TASK BRIEF:
Read the listing and extract each line that includes the word "pressed".

Chart and figure data
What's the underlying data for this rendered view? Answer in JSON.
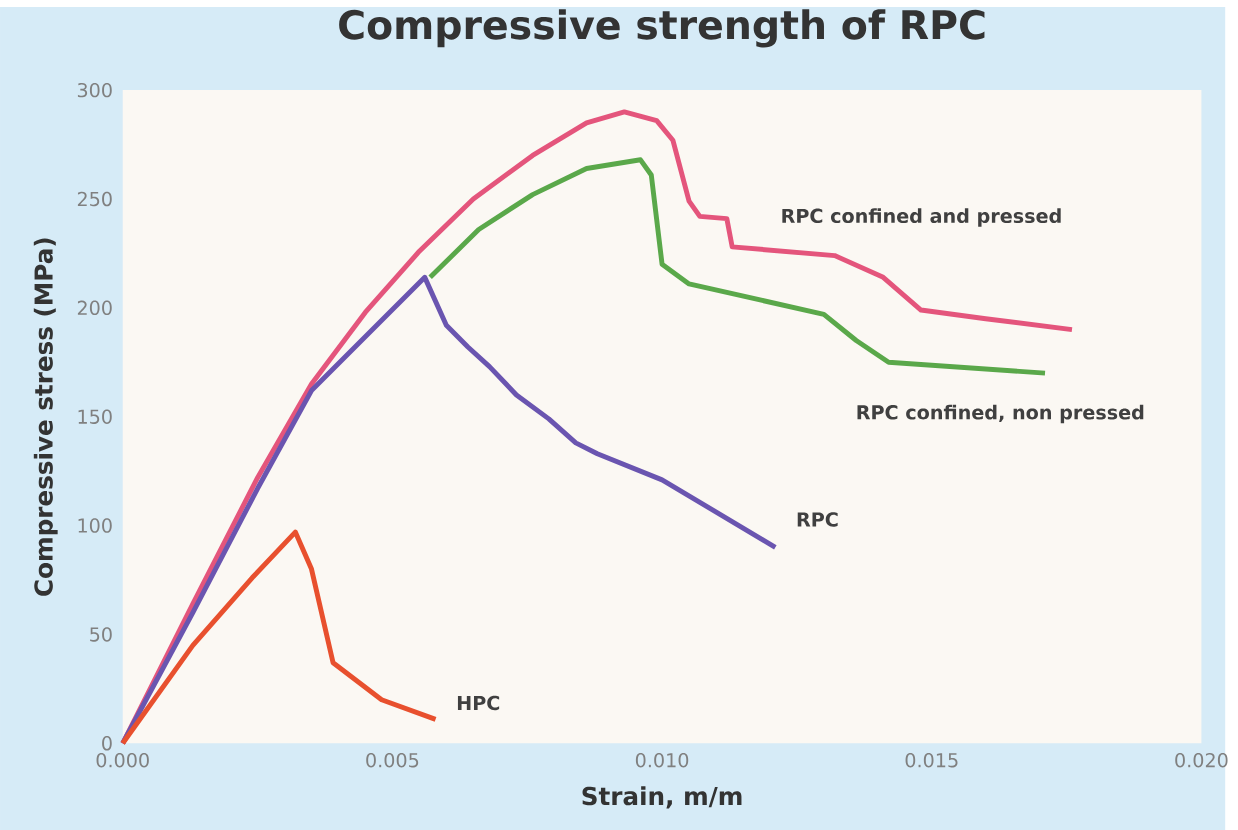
{
  "chart_data": {
    "type": "line",
    "title": "Compressive strength of RPC",
    "xlabel": "Strain, m/m",
    "ylabel": "Compressive stress (MPa)",
    "xlim": [
      0,
      0.02
    ],
    "ylim": [
      0,
      300
    ],
    "xticks": [
      {
        "value": 0,
        "label": "0.000"
      },
      {
        "value": 0.005,
        "label": "0.005"
      },
      {
        "value": 0.01,
        "label": "0.010"
      },
      {
        "value": 0.015,
        "label": "0.015"
      },
      {
        "value": 0.02,
        "label": "0.020"
      }
    ],
    "yticks": [
      0,
      50,
      100,
      150,
      200,
      250,
      300
    ],
    "grid": false,
    "marker": "none",
    "line_style": "solid",
    "series": [
      {
        "name": "RPC confined and pressed",
        "color": "#e4557c",
        "x": [
          0,
          0.0013,
          0.0025,
          0.0035,
          0.0045,
          0.0055,
          0.0065,
          0.0076,
          0.0086,
          0.0093,
          0.0099,
          0.0102,
          0.0105,
          0.0107,
          0.0112,
          0.0113,
          0.0132,
          0.0141,
          0.0148,
          0.016,
          0.0176
        ],
        "values": [
          0,
          64,
          122,
          165,
          198,
          226,
          250,
          270,
          285,
          290,
          286,
          277,
          249,
          242,
          241,
          228,
          224,
          214,
          199,
          195,
          190
        ]
      },
      {
        "name": "RPC confined, non pressed",
        "color": "#5aa84a",
        "x": [
          0.0057,
          0.0066,
          0.0076,
          0.0086,
          0.0096,
          0.0098,
          0.01,
          0.0105,
          0.013,
          0.0136,
          0.0142,
          0.0171
        ],
        "values": [
          214,
          236,
          252,
          264,
          268,
          261,
          220,
          211,
          197,
          185,
          175,
          170
        ]
      },
      {
        "name": "RPC",
        "color": "#6a55b0",
        "x": [
          0,
          0.0013,
          0.0025,
          0.0035,
          0.0056,
          0.006,
          0.0064,
          0.0068,
          0.0073,
          0.0079,
          0.0084,
          0.0088,
          0.01,
          0.0121
        ],
        "values": [
          0,
          60,
          117,
          162,
          214,
          192,
          182,
          173,
          160,
          149,
          138,
          133,
          121,
          90
        ]
      },
      {
        "name": "HPC",
        "color": "#e8502e",
        "x": [
          0,
          0.0013,
          0.0024,
          0.0032,
          0.0035,
          0.0039,
          0.0048,
          0.0058
        ],
        "values": [
          0,
          45,
          76,
          97,
          80,
          37,
          20,
          11
        ]
      }
    ]
  }
}
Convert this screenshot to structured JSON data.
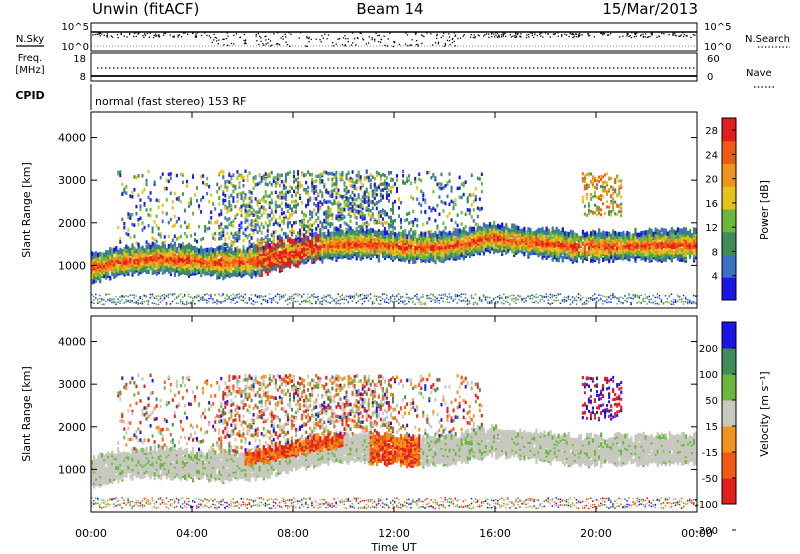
{
  "header": {
    "station": "Unwin (fitACF)",
    "beam": "Beam 14",
    "date": "15/Mar/2013"
  },
  "colors": {
    "ground_scatter": "#c8c8c0",
    "power_scale": [
      "#1a14e6",
      "#3b6fc2",
      "#3e8c5a",
      "#6ab83c",
      "#e6c21a",
      "#f0941e",
      "#f25a14",
      "#e01e1e"
    ],
    "velocity_scale": [
      "#e01e1e",
      "#f25a14",
      "#f0941e",
      "#c8c8c0",
      "#6ab83c",
      "#3e8c5a",
      "#1a14e6"
    ]
  },
  "chart_data": [
    {
      "type": "line",
      "panel": "noise",
      "left_label": "N.Sky",
      "right_label": "N.Search",
      "left_ticks": [
        "10^5",
        "10^0"
      ],
      "right_ticks": [
        "10^5",
        "10^0"
      ]
    },
    {
      "type": "line",
      "panel": "frequency",
      "left_label": "Freq.",
      "left_unit": "[MHz]",
      "left_ticks": [
        18,
        8
      ],
      "right_label": "Nave",
      "right_ticks": [
        60,
        0
      ],
      "cpid_label": "CPID",
      "cpid_text": "normal (fast stereo) 153 RF"
    },
    {
      "type": "heatmap",
      "panel": "power",
      "ylabel": "Slant Range [km]",
      "y_ticks": [
        1000,
        2000,
        3000,
        4000
      ],
      "ylim": [
        0,
        4600
      ],
      "colorbar_label": "Power [dB]",
      "colorbar_ticks": [
        4,
        8,
        12,
        16,
        20,
        24,
        28
      ],
      "clim": [
        0,
        30
      ]
    },
    {
      "type": "heatmap",
      "panel": "velocity",
      "ylabel": "Slant Range [km]",
      "y_ticks": [
        1000,
        2000,
        3000,
        4000
      ],
      "ylim": [
        0,
        4600
      ],
      "colorbar_label": "Velocity [m s⁻¹]",
      "colorbar_ticks": [
        -200,
        -100,
        -50,
        -15,
        15,
        50,
        100,
        200
      ]
    }
  ],
  "x_axis": {
    "label": "Time UT",
    "ticks": [
      "00:00",
      "04:00",
      "08:00",
      "12:00",
      "16:00",
      "20:00",
      "00:00"
    ]
  }
}
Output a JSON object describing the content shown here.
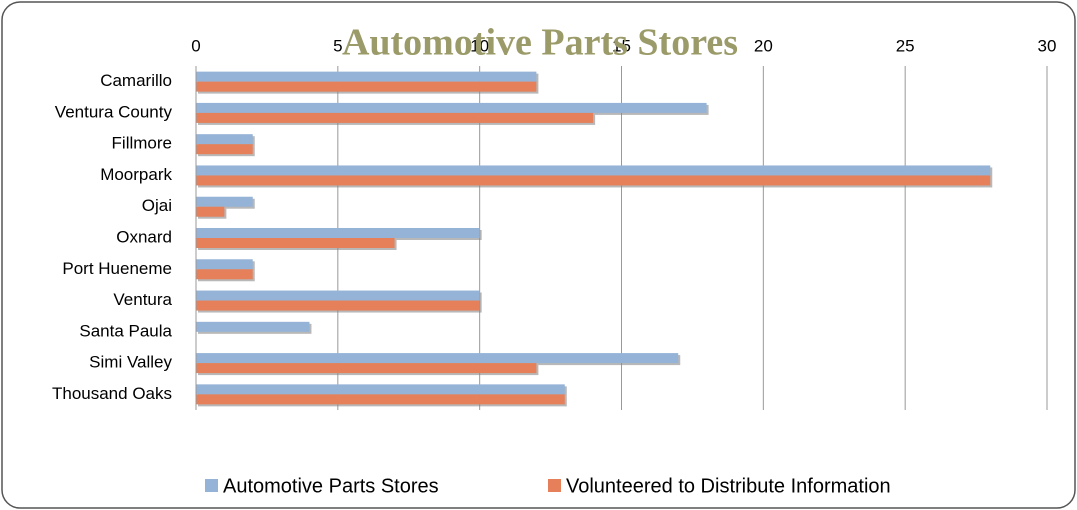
{
  "chart_data": {
    "type": "bar",
    "orientation": "horizontal",
    "title": "Automotive Parts Stores",
    "categories": [
      "Camarillo",
      "Ventura County",
      "Fillmore",
      "Moorpark",
      "Ojai",
      "Oxnard",
      "Port Hueneme",
      "Ventura",
      "Santa Paula",
      "Simi Valley",
      "Thousand Oaks"
    ],
    "series": [
      {
        "name": "Automotive Parts Stores",
        "color": "#95b3d7",
        "values": [
          12,
          18,
          2,
          28,
          2,
          10,
          2,
          10,
          4,
          17,
          13
        ]
      },
      {
        "name": "Volunteered to Distribute Information",
        "color": "#e5805a",
        "values": [
          12,
          14,
          2,
          28,
          1,
          7,
          2,
          10,
          0,
          12,
          13
        ]
      }
    ],
    "xlim": [
      0,
      30
    ],
    "xticks": [
      0,
      5,
      10,
      15,
      20,
      25,
      30
    ],
    "grid": true,
    "legend": "bottom"
  }
}
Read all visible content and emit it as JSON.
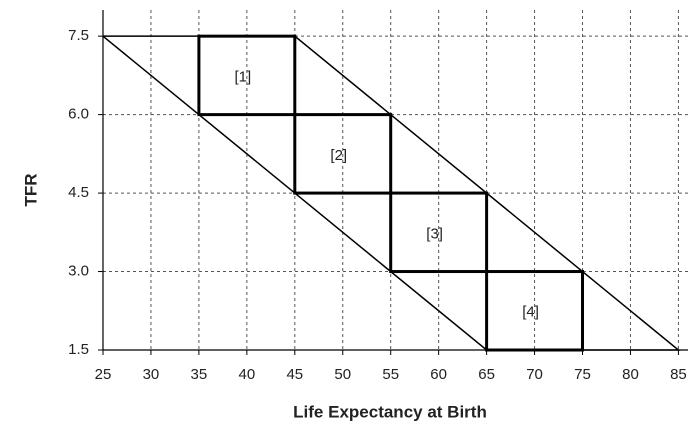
{
  "chart_data": {
    "type": "line",
    "x_label": "Life Expectancy at Birth",
    "y_label": "TFR",
    "xlim": [
      25,
      86
    ],
    "ylim": [
      1.5,
      8
    ],
    "xticks": [
      25,
      30,
      35,
      40,
      45,
      50,
      55,
      60,
      65,
      70,
      75,
      80,
      85
    ],
    "yticks": [
      1.5,
      {
        "value": 3,
        "label": "3.0"
      },
      4.5,
      {
        "value": 6,
        "label": "6.0"
      },
      7.5
    ],
    "grid": true,
    "outline": {
      "x": [
        25,
        45,
        85,
        65,
        25
      ],
      "y": [
        7.5,
        7.5,
        1.5,
        1.5,
        7.5
      ],
      "color": "#000000"
    },
    "regions": [
      {
        "label": "[1]",
        "x": [
          35,
          45
        ],
        "y": [
          6,
          7.5
        ]
      },
      {
        "label": "[2]",
        "x": [
          45,
          55
        ],
        "y": [
          4.5,
          6
        ]
      },
      {
        "label": "[3]",
        "x": [
          55,
          65
        ],
        "y": [
          3,
          4.5
        ]
      },
      {
        "label": "[4]",
        "x": [
          65,
          75
        ],
        "y": [
          1.5,
          3
        ]
      }
    ],
    "region_color": "#000000"
  }
}
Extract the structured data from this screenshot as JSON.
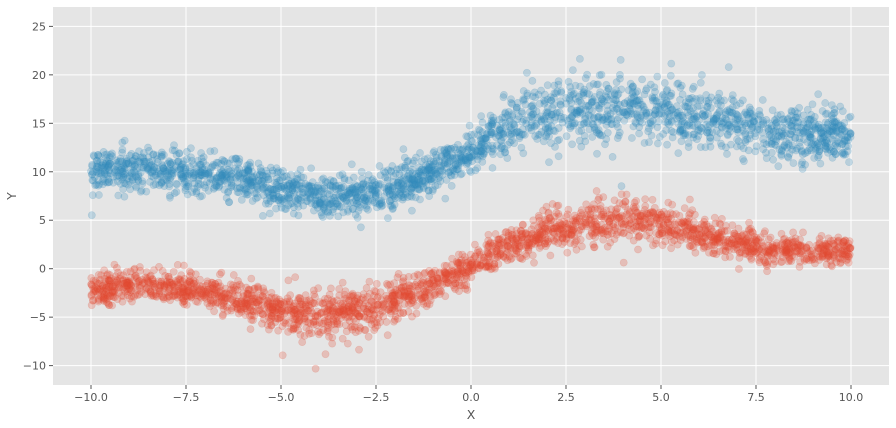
{
  "chart_data": {
    "type": "scatter",
    "title": "",
    "xlabel": "X",
    "ylabel": "Y",
    "xlim": [
      -11.0,
      11.0
    ],
    "ylim": [
      -12.0,
      27.0
    ],
    "x_ticks": [
      -10.0,
      -7.5,
      -5.0,
      -2.5,
      0.0,
      2.5,
      5.0,
      7.5,
      10.0
    ],
    "x_tick_labels": [
      "−10.0",
      "−7.5",
      "−5.0",
      "−2.5",
      "0.0",
      "2.5",
      "5.0",
      "7.5",
      "10.0"
    ],
    "y_ticks": [
      -10,
      -5,
      0,
      5,
      10,
      15,
      20,
      25
    ],
    "y_tick_labels": [
      "−10",
      "−5",
      "0",
      "5",
      "10",
      "15",
      "20",
      "25"
    ],
    "grid": true,
    "legend": "none",
    "style": {
      "background": "#e5e5e5",
      "grid_color": "#ffffff",
      "point_alpha": 0.25
    },
    "series": [
      {
        "color": "#348abd",
        "x": [
          -10.0,
          -9.0,
          -8.0,
          -7.0,
          -6.0,
          -5.0,
          -4.0,
          -3.0,
          -2.0,
          -1.0,
          0.0,
          1.0,
          2.0,
          3.0,
          4.0,
          5.0,
          6.0,
          7.0,
          8.0,
          9.0,
          10.0
        ],
        "y": [
          10.0,
          10.3,
          10.2,
          9.8,
          9.2,
          8.2,
          7.5,
          7.6,
          8.3,
          10.0,
          12.3,
          14.5,
          16.0,
          16.6,
          16.7,
          16.3,
          15.6,
          14.8,
          14.0,
          13.7,
          13.7
        ],
        "spread": [
          2.2,
          2.2,
          2.2,
          2.1,
          2.0,
          2.0,
          2.0,
          2.0,
          2.0,
          2.1,
          2.3,
          3.0,
          3.4,
          3.6,
          3.6,
          3.4,
          3.2,
          3.0,
          2.7,
          2.6,
          2.6
        ]
      },
      {
        "color": "#e24a33",
        "x": [
          -10.0,
          -9.0,
          -8.0,
          -7.0,
          -6.0,
          -5.0,
          -4.0,
          -3.0,
          -2.0,
          -1.0,
          0.0,
          1.0,
          2.0,
          3.0,
          4.0,
          5.0,
          6.0,
          7.0,
          8.0,
          9.0,
          10.0
        ],
        "y": [
          -2.2,
          -1.8,
          -1.8,
          -2.4,
          -3.3,
          -4.3,
          -4.9,
          -4.5,
          -3.4,
          -1.8,
          0.3,
          2.2,
          3.7,
          4.6,
          5.0,
          4.6,
          3.6,
          2.6,
          2.0,
          1.7,
          2.0
        ],
        "spread": [
          1.6,
          1.6,
          1.6,
          1.7,
          1.9,
          2.1,
          2.3,
          2.3,
          2.1,
          1.8,
          1.6,
          1.8,
          2.0,
          2.1,
          2.2,
          2.1,
          1.9,
          1.7,
          1.5,
          1.5,
          1.5
        ]
      }
    ]
  }
}
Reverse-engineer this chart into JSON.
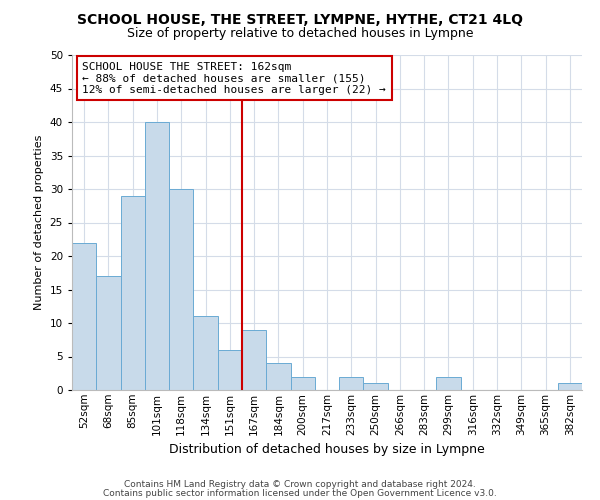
{
  "title": "SCHOOL HOUSE, THE STREET, LYMPNE, HYTHE, CT21 4LQ",
  "subtitle": "Size of property relative to detached houses in Lympne",
  "xlabel": "Distribution of detached houses by size in Lympne",
  "ylabel": "Number of detached properties",
  "footer_line1": "Contains HM Land Registry data © Crown copyright and database right 2024.",
  "footer_line2": "Contains public sector information licensed under the Open Government Licence v3.0.",
  "bin_labels": [
    "52sqm",
    "68sqm",
    "85sqm",
    "101sqm",
    "118sqm",
    "134sqm",
    "151sqm",
    "167sqm",
    "184sqm",
    "200sqm",
    "217sqm",
    "233sqm",
    "250sqm",
    "266sqm",
    "283sqm",
    "299sqm",
    "316sqm",
    "332sqm",
    "349sqm",
    "365sqm",
    "382sqm"
  ],
  "bar_values": [
    22,
    17,
    29,
    40,
    30,
    11,
    6,
    9,
    4,
    2,
    0,
    2,
    1,
    0,
    0,
    2,
    0,
    0,
    0,
    0,
    1
  ],
  "bar_color": "#c8daea",
  "bar_edge_color": "#6aaad4",
  "vline_x_index": 7,
  "vline_color": "#cc0000",
  "annotation_line1": "SCHOOL HOUSE THE STREET: 162sqm",
  "annotation_line2": "← 88% of detached houses are smaller (155)",
  "annotation_line3": "12% of semi-detached houses are larger (22) →",
  "annotation_box_color": "#ffffff",
  "annotation_box_edge_color": "#cc0000",
  "ylim": [
    0,
    50
  ],
  "yticks": [
    0,
    5,
    10,
    15,
    20,
    25,
    30,
    35,
    40,
    45,
    50
  ],
  "grid_color": "#d4dce8",
  "background_color": "#ffffff",
  "title_fontsize": 10,
  "subtitle_fontsize": 9,
  "xlabel_fontsize": 9,
  "ylabel_fontsize": 8,
  "tick_fontsize": 7.5,
  "annotation_fontsize": 8,
  "footer_fontsize": 6.5
}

WRITTEN SOLUTION:
        "name": "RPC confined and pressed",
        "name": "RPC confined, non pressed",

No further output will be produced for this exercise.